● WHAT IS REQUIRED:
Restate the entries word for word, omitting nothing.

● ITEMS:
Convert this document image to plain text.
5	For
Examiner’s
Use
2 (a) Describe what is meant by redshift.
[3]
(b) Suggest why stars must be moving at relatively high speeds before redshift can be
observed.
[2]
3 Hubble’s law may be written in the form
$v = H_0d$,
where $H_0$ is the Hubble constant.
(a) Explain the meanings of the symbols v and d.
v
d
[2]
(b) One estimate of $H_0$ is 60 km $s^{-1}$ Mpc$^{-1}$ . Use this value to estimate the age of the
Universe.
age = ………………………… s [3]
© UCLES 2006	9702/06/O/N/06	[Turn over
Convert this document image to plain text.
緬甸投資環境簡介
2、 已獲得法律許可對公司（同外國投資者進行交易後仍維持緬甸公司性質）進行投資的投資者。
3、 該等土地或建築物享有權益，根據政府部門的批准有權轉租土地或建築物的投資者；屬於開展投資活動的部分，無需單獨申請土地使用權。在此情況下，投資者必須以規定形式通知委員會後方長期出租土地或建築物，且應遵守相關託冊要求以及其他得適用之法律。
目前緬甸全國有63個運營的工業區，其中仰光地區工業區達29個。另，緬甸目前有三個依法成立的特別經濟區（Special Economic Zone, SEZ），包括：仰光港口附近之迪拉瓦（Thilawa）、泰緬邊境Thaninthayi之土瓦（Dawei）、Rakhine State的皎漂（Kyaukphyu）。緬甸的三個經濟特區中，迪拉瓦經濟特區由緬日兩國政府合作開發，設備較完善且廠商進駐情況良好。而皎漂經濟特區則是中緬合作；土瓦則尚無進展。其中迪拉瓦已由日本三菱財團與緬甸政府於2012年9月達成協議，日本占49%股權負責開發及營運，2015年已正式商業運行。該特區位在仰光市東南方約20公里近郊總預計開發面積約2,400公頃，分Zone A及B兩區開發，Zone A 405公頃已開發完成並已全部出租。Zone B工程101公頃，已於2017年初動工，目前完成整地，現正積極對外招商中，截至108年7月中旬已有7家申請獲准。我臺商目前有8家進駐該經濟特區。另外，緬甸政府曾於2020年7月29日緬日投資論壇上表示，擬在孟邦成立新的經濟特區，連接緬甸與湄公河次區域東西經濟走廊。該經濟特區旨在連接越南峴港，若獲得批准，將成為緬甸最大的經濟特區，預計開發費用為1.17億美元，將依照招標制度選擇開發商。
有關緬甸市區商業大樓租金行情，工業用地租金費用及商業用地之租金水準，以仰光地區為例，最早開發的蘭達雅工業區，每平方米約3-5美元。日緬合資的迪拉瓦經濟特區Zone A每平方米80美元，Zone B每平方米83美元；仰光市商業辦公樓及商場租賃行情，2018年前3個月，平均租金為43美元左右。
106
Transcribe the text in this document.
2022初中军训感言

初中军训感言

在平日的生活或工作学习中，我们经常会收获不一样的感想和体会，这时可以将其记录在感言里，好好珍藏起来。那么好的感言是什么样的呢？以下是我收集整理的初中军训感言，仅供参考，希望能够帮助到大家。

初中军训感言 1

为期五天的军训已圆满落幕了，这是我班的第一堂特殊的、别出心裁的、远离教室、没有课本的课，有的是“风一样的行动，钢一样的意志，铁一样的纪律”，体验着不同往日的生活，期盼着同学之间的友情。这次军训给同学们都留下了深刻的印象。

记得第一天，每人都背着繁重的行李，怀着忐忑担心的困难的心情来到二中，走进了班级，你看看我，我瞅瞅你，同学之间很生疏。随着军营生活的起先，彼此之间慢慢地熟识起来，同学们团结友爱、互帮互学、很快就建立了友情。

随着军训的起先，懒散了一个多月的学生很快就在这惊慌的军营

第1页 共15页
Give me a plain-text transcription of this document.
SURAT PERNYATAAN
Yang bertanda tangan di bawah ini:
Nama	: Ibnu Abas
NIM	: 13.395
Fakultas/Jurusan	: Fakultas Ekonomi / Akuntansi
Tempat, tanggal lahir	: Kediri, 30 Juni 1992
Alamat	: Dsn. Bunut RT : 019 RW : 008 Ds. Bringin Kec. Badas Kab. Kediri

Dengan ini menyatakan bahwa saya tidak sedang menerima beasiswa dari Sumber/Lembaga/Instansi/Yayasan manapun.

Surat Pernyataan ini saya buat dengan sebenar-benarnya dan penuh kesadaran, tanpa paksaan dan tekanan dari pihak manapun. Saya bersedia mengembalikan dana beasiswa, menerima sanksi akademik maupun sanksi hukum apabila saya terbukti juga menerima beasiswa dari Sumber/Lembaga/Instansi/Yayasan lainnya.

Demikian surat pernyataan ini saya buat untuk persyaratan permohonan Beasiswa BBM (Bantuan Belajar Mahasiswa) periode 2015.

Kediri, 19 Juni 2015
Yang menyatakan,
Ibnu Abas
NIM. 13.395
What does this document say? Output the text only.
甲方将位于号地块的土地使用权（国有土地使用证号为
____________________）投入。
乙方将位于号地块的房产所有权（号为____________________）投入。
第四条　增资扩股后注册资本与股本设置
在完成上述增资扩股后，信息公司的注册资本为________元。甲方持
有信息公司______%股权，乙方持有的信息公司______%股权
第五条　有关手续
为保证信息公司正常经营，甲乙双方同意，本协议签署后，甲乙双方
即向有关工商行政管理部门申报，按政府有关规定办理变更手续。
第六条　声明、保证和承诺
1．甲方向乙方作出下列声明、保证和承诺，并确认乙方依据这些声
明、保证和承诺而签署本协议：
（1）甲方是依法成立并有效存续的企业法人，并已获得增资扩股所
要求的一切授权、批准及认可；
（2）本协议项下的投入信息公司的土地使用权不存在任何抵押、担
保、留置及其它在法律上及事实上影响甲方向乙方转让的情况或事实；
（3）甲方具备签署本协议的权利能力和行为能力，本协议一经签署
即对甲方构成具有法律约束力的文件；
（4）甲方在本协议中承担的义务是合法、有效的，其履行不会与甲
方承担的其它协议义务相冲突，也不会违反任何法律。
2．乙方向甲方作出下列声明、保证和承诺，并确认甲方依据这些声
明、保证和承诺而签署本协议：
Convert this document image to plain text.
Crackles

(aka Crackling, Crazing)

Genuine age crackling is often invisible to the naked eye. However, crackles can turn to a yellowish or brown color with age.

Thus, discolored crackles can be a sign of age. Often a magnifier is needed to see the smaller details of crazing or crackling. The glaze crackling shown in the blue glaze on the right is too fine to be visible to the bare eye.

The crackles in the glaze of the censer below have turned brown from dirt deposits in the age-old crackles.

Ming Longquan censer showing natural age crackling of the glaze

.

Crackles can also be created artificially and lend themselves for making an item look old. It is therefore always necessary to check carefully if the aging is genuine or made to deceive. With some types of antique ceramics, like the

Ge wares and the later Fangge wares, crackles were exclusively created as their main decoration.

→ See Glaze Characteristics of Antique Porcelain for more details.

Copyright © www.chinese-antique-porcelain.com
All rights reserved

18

● WRITTEN ANSWER:
Convert this document image to plain text.
5	For
Examiner’s
Use
2 (a) Describe what is meant by redshift.
[3]
(b) Suggest why stars must be moving at relatively high speeds before redshift can be
observed.
[2]
3 Hubble’s law may be written in the form
$v = H_0d$,
where $H_0$ is the Hubble constant.
(a) Explain the meanings of the symbols v and d.
v
d
[2]
(b) One estimate of $H_0$ is 60 km $s^{-1}$ Mpc$^{-1}$ . Use this value to estimate the age of the
Universe.
age = ………………………… s [3]
© UCLES 2006	9702/06/O/N/06	[Turn over
Convert this document image to plain text.
緬甸投資環境簡介
2、 已獲得法律許可對公司（同外國投資者進行交易後仍維持緬甸公司性質）進行投資的投資者。
3、 該等土地或建築物享有權益，根據政府部門的批准有權轉租土地或建築物的投資者；屬於開展投資活動的部分，無需單獨申請土地使用權。在此情況下，投資者必須以規定形式通知委員會後方長期出租土地或建築物，且應遵守相關託冊要求以及其他得適用之法律。
目前緬甸全國有63個運營的工業區，其中仰光地區工業區達29個。另，緬甸目前有三個依法成立的特別經濟區（Special Economic Zone, SEZ），包括：仰光港口附近之迪拉瓦（Thilawa）、泰緬邊境Thaninthayi之土瓦（Dawei）、Rakhine State的皎漂（Kyaukphyu）。緬甸的三個經濟特區中，迪拉瓦經濟特區由緬日兩國政府合作開發，設備較完善且廠商進駐情況良好。而皎漂經濟特區則是中緬合作；土瓦則尚無進展。其中迪拉瓦已由日本三菱財團與緬甸政府於2012年9月達成協議，日本占49%股權負責開發及營運，2015年已正式商業運行。該特區位在仰光市東南方約20公里近郊總預計開發面積約2,400公頃，分Zone A及B兩區開發，Zone A 405公頃已開發完成並已全部出租。Zone B工程101公頃，已於2017年初動工，目前完成整地，現正積極對外招商中，截至108年7月中旬已有7家申請獲准。我臺商目前有8家進駐該經濟特區。另外，緬甸政府曾於2020年7月29日緬日投資論壇上表示，擬在孟邦成立新的經濟特區，連接緬甸與湄公河次區域東西經濟走廊。該經濟特區旨在連接越南峴港，若獲得批准，將成為緬甸最大的經濟特區，預計開發費用為1.17億美元，將依照招標制度選擇開發商。
有關緬甸市區商業大樓租金行情，工業用地租金費用及商業用地之租金水準，以仰光地區為例，最早開發的蘭達雅工業區，每平方米約3-5美元。日緬合資的迪拉瓦經濟特區Zone A每平方米80美元，Zone B每平方米83美元；仰光市商業辦公樓及商場租賃行情，2018年前3個月，平均租金為43美元左右。
106
Transcribe the text in this document.
2022初中军训感言

初中军训感言

在平日的生活或工作学习中，我们经常会收获不一样的感想和体会，这时可以将其记录在感言里，好好珍藏起来。那么好的感言是什么样的呢？以下是我收集整理的初中军训感言，仅供参考，希望能够帮助到大家。

初中军训感言 1

为期五天的军训已圆满落幕了，这是我班的第一堂特殊的、别出心裁的、远离教室、没有课本的课，有的是“风一样的行动，钢一样的意志，铁一样的纪律”，体验着不同往日的生活，期盼着同学之间的友情。这次军训给同学们都留下了深刻的印象。

记得第一天，每人都背着繁重的行李，怀着忐忑担心的困难的心情来到二中，走进了班级，你看看我，我瞅瞅你，同学之间很生疏。随着军营生活的起先，彼此之间慢慢地熟识起来，同学们团结友爱、互帮互学、很快就建立了友情。

随着军训的起先，懒散了一个多月的学生很快就在这惊慌的军营

第1页 共15页
Give me a plain-text transcription of this document.
SURAT PERNYATAAN
Yang bertanda tangan di bawah ini:
Nama	: Ibnu Abas
NIM	: 13.395
Fakultas/Jurusan	: Fakultas Ekonomi / Akuntansi
Tempat, tanggal lahir	: Kediri, 30 Juni 1992
Alamat	: Dsn. Bunut RT : 019 RW : 008 Ds. Bringin Kec. Badas Kab. Kediri

Dengan ini menyatakan bahwa saya tidak sedang menerima beasiswa dari Sumber/Lembaga/Instansi/Yayasan manapun.

Surat Pernyataan ini saya buat dengan sebenar-benarnya dan penuh kesadaran, tanpa paksaan dan tekanan dari pihak manapun. Saya bersedia mengembalikan dana beasiswa, menerima sanksi akademik maupun sanksi hukum apabila saya terbukti juga menerima beasiswa dari Sumber/Lembaga/Instansi/Yayasan lainnya.

Demikian surat pernyataan ini saya buat untuk persyaratan permohonan Beasiswa BBM (Bantuan Belajar Mahasiswa) periode 2015.

Kediri, 19 Juni 2015
Yang menyatakan,
Ibnu Abas
NIM. 13.395
What does this document say? Output the text only.
甲方将位于号地块的土地使用权（国有土地使用证号为
____________________）投入。
乙方将位于号地块的房产所有权（号为____________________）投入。
第四条　增资扩股后注册资本与股本设置
在完成上述增资扩股后，信息公司的注册资本为________元。甲方持
有信息公司______%股权，乙方持有的信息公司______%股权
第五条　有关手续
为保证信息公司正常经营，甲乙双方同意，本协议签署后，甲乙双方
即向有关工商行政管理部门申报，按政府有关规定办理变更手续。
第六条　声明、保证和承诺
1．甲方向乙方作出下列声明、保证和承诺，并确认乙方依据这些声
明、保证和承诺而签署本协议：
（1）甲方是依法成立并有效存续的企业法人，并已获得增资扩股所
要求的一切授权、批准及认可；
（2）本协议项下的投入信息公司的土地使用权不存在任何抵押、担
保、留置及其它在法律上及事实上影响甲方向乙方转让的情况或事实；
（3）甲方具备签署本协议的权利能力和行为能力，本协议一经签署
即对甲方构成具有法律约束力的文件；
（4）甲方在本协议中承担的义务是合法、有效的，其履行不会与甲
方承担的其它协议义务相冲突，也不会违反任何法律。
2．乙方向甲方作出下列声明、保证和承诺，并确认甲方依据这些声
明、保证和承诺而签署本协议：
Convert this document image to plain text.
Crackles

(aka Crackling, Crazing)

Genuine age crackling is often invisible to the naked eye. However, crackles can turn to a yellowish or brown color with age.

Thus, discolored crackles can be a sign of age. Often a magnifier is needed to see the smaller details of crazing or crackling. The glaze crackling shown in the blue glaze on the right is too fine to be visible to the bare eye.

The crackles in the glaze of the censer below have turned brown from dirt deposits in the age-old crackles.

Ming Longquan censer showing natural age crackling of the glaze

.

Crackles can also be created artificially and lend themselves for making an item look old. It is therefore always necessary to check carefully if the aging is genuine or made to deceive. With some types of antique ceramics, like the

Ge wares and the later Fangge wares, crackles were exclusively created as their main decoration.

→ See Glaze Characteristics of Antique Porcelain for more details.

Copyright © www.chinese-antique-porcelain.com
All rights reserved

18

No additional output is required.